● SUPPLIED MATERIAL
+++
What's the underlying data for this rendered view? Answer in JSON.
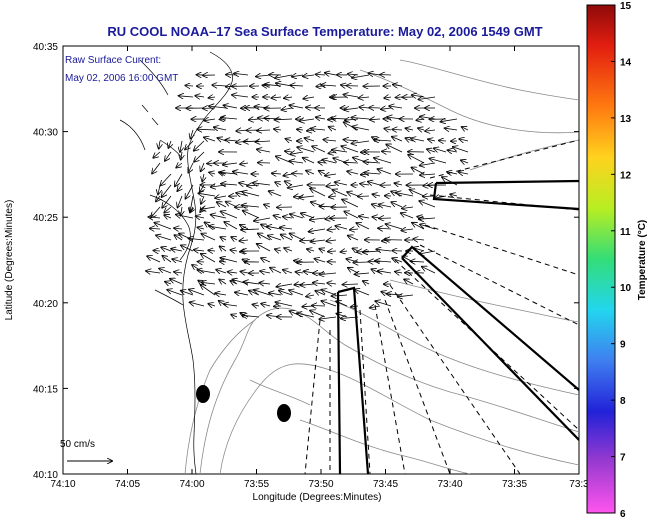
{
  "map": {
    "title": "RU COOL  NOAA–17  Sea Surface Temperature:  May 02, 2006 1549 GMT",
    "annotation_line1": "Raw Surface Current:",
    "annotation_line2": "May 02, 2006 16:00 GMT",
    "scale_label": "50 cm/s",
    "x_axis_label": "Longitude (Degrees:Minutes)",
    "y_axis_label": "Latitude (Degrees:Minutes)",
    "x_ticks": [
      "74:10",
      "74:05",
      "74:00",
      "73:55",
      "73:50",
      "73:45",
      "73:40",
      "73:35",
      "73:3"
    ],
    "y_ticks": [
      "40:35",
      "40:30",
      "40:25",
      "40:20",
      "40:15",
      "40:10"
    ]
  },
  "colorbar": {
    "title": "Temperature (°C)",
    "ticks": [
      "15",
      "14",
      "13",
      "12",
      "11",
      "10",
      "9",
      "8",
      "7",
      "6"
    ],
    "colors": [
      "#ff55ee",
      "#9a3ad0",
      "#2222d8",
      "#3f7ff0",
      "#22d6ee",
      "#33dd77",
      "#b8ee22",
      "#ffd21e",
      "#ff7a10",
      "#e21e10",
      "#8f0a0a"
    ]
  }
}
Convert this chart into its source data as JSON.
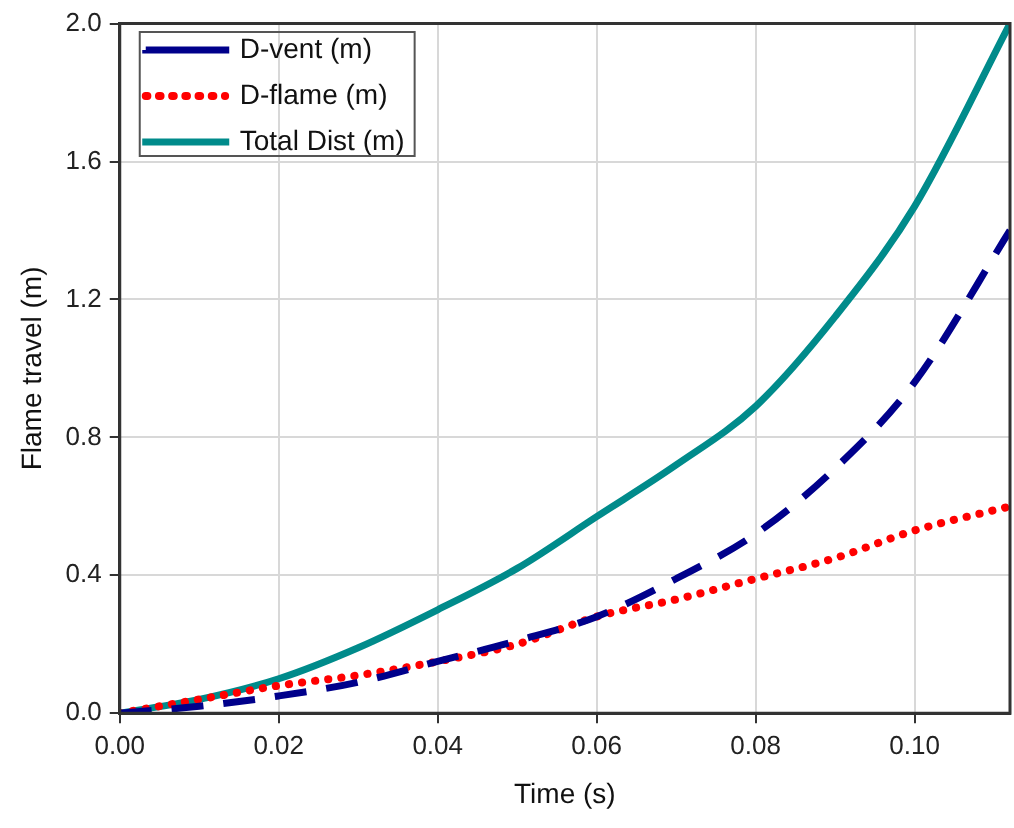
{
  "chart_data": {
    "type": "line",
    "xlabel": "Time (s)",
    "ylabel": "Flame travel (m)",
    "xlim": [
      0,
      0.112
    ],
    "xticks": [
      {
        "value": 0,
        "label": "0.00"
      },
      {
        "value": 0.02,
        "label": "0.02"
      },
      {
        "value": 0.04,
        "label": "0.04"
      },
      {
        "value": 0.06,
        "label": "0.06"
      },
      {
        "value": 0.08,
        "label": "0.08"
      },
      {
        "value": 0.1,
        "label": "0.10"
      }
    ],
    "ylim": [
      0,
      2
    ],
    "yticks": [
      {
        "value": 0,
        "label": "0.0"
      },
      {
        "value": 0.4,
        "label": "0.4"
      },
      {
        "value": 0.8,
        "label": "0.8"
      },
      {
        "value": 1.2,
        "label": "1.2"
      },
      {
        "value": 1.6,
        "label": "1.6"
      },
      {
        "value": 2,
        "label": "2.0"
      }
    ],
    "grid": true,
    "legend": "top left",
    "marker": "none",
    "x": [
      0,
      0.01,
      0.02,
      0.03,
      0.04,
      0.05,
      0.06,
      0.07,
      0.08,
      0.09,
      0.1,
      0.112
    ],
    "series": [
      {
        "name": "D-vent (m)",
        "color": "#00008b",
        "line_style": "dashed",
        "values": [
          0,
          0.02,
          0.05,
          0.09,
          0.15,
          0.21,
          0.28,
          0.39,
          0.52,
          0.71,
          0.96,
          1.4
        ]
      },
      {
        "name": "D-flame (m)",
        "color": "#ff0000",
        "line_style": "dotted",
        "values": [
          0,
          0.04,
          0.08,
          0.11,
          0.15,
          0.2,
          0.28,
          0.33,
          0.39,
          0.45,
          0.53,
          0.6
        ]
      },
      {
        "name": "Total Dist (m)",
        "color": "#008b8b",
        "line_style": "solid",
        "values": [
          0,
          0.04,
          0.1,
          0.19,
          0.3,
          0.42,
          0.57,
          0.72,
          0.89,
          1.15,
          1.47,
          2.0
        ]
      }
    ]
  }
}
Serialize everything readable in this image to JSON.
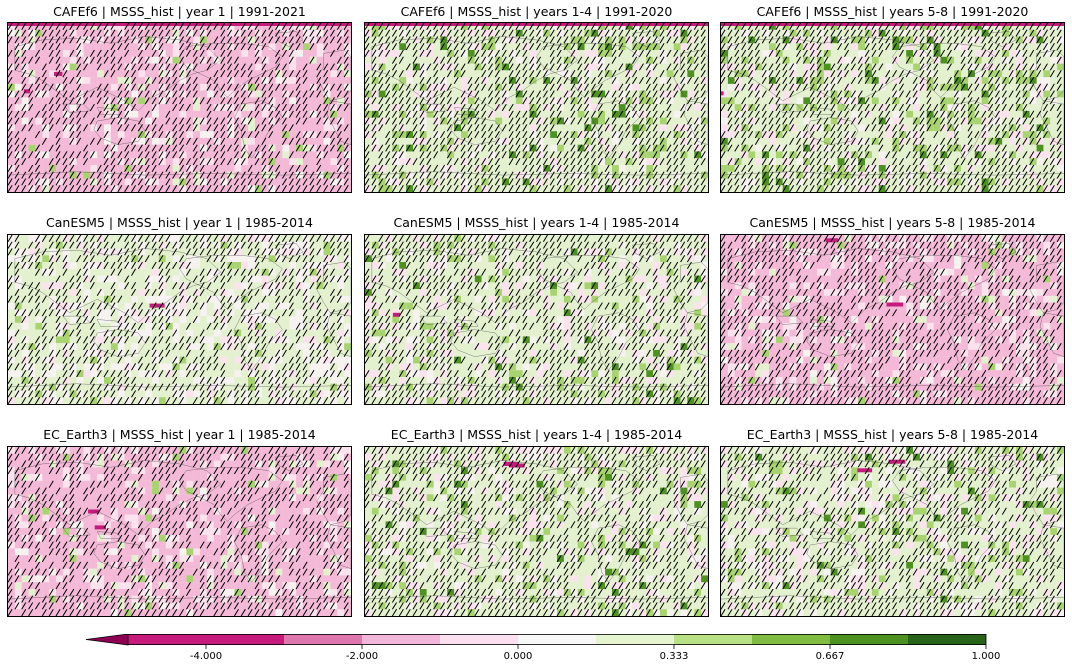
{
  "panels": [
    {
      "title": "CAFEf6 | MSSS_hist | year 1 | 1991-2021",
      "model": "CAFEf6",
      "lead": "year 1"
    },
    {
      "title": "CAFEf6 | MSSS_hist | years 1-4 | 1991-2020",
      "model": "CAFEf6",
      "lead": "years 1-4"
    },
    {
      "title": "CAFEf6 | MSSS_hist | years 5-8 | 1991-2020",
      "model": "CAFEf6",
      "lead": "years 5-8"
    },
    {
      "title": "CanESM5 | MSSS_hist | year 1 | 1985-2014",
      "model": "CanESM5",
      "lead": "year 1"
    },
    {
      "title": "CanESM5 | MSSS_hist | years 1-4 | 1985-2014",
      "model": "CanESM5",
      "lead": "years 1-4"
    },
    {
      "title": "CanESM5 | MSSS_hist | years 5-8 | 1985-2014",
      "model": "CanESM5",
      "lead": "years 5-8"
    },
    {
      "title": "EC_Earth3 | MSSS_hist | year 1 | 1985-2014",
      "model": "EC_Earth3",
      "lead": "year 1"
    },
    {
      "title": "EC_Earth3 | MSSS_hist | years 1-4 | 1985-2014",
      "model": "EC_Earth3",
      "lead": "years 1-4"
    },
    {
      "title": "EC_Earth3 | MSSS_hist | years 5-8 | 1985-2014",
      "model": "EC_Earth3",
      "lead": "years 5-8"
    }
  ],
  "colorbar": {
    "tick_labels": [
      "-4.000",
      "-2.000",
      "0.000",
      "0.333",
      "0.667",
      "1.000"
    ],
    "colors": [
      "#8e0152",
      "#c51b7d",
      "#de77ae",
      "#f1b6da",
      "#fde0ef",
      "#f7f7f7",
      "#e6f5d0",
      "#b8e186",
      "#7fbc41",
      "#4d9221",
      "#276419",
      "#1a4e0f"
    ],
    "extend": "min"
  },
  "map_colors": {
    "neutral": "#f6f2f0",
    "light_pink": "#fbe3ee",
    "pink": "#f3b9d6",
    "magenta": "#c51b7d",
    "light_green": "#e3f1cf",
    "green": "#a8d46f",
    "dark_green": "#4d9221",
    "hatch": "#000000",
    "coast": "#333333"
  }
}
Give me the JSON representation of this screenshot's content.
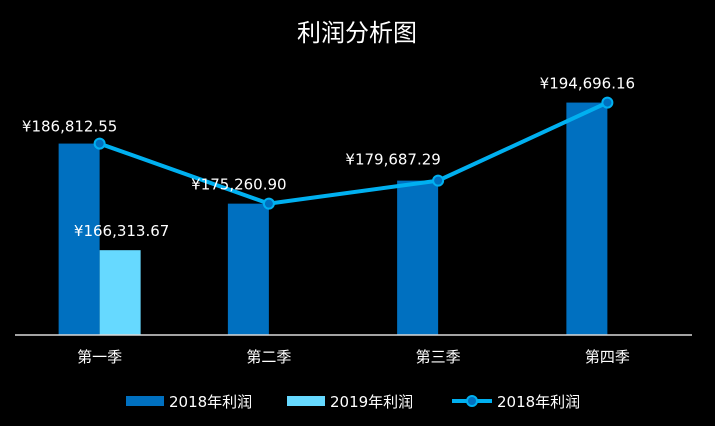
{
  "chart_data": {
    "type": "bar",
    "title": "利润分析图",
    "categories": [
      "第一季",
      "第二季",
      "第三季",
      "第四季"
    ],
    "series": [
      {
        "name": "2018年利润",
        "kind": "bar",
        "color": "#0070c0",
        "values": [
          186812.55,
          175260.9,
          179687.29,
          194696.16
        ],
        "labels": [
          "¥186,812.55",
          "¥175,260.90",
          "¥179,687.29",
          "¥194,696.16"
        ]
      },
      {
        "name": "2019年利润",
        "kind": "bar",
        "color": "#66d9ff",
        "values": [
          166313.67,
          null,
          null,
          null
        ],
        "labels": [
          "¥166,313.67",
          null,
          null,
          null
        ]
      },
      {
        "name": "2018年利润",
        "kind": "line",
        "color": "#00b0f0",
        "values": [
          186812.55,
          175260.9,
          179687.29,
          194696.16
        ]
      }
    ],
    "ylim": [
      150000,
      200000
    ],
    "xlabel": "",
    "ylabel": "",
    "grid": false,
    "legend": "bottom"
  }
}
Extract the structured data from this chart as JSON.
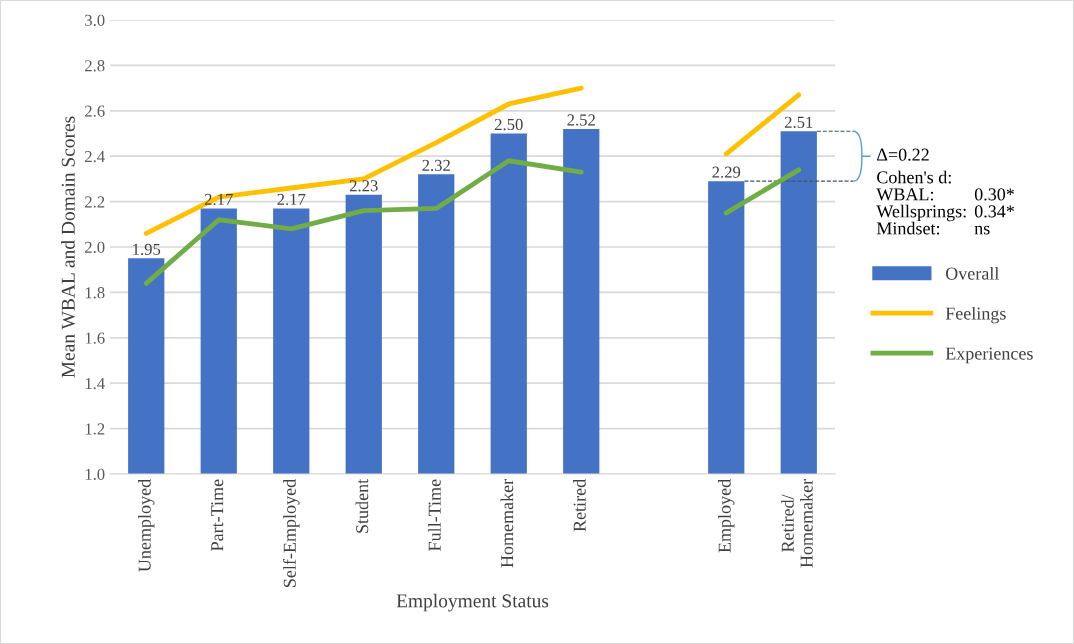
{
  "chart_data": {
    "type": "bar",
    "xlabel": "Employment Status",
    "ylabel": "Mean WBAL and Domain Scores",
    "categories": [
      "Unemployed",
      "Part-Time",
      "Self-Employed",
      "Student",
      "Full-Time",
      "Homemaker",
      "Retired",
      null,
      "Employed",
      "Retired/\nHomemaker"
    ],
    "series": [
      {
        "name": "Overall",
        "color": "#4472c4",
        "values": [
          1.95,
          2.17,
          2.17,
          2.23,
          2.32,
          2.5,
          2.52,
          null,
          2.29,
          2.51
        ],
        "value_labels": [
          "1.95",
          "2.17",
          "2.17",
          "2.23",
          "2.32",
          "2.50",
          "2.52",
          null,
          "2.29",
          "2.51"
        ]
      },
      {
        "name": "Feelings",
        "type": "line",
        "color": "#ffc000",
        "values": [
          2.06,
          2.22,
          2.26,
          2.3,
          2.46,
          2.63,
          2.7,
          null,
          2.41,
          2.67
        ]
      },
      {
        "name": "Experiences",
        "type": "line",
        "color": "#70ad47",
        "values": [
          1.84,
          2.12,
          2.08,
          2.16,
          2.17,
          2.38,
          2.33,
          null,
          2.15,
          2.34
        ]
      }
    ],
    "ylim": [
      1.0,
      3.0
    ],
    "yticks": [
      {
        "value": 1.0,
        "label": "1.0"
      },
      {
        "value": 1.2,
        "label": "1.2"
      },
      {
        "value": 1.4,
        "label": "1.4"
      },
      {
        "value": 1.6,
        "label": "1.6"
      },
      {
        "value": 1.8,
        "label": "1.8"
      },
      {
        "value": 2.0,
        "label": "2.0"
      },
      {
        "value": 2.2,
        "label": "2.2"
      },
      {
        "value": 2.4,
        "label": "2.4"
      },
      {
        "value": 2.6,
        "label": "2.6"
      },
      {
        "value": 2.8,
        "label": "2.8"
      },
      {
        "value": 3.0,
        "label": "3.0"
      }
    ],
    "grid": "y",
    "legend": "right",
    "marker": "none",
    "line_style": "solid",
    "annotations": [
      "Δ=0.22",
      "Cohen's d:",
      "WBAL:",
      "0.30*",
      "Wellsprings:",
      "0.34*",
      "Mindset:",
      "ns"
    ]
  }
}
+++
Which lines above contain the word "ylabel"? Copy each of them.

    "ylabel": "Flame travel (m)",
    "ylabel": "",
    "ylabel": "Mean WBAL and Domain Scores",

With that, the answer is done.